* **Aim**:
Copy all the material that follows, keeping every character the same.

— Start —

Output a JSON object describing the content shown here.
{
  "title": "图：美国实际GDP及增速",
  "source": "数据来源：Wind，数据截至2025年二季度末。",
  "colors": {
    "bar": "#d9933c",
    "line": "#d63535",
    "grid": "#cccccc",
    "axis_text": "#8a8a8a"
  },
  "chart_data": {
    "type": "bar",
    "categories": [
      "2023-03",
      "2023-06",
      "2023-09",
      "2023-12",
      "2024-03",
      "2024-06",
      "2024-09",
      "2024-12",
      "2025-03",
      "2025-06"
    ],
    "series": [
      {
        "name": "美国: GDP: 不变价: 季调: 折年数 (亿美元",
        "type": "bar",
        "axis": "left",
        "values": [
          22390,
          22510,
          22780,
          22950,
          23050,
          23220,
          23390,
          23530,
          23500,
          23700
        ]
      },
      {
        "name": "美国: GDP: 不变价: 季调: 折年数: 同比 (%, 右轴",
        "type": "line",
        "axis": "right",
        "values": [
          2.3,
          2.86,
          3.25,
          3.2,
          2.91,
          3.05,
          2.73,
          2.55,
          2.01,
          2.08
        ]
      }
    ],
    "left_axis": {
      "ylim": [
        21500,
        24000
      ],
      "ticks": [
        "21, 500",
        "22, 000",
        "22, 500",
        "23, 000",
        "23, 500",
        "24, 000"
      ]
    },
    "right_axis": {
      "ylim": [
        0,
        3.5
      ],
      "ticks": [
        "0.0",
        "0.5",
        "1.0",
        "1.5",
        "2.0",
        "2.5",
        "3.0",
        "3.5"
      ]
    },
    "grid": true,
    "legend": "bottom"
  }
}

— End —

* **Problem solution**:
Output a JSON object describing the content shown here.
{
  "title": "图：美国实际GDP及增速",
  "source": "数据来源：Wind，数据截至2025年二季度末。",
  "colors": {
    "bar": "#d9933c",
    "line": "#d63535",
    "grid": "#cccccc",
    "axis_text": "#8a8a8a"
  },
  "chart_data": {
    "type": "bar",
    "categories": [
      "2023-03",
      "2023-06",
      "2023-09",
      "2023-12",
      "2024-03",
      "2024-06",
      "2024-09",
      "2024-12",
      "2025-03",
      "2025-06"
    ],
    "series": [
      {
        "name": "美国: GDP: 不变价: 季调: 折年数 (亿美元",
        "type": "bar",
        "axis": "left",
        "values": [
          22390,
          22510,
          22780,
          22950,
          23050,
          23220,
          23390,
          23530,
          23500,
          23700
        ]
      },
      {
        "name": "美国: GDP: 不变价: 季调: 折年数: 同比 (%, 右轴",
        "type": "line",
        "axis": "right",
        "values": [
          2.3,
          2.86,
          3.25,
          3.2,
          2.91,
          3.05,
          2.73,
          2.55,
          2.01,
          2.08
        ]
      }
    ],
    "left_axis": {
      "ylim": [
        21500,
        24000
      ],
      "ticks": [
        "21, 500",
        "22, 000",
        "22, 500",
        "23, 000",
        "23, 500",
        "24, 000"
      ]
    },
    "right_axis": {
      "ylim": [
        0,
        3.5
      ],
      "ticks": [
        "0.0",
        "0.5",
        "1.0",
        "1.5",
        "2.0",
        "2.5",
        "3.0",
        "3.5"
      ]
    },
    "grid": true,
    "legend": "bottom"
  }
}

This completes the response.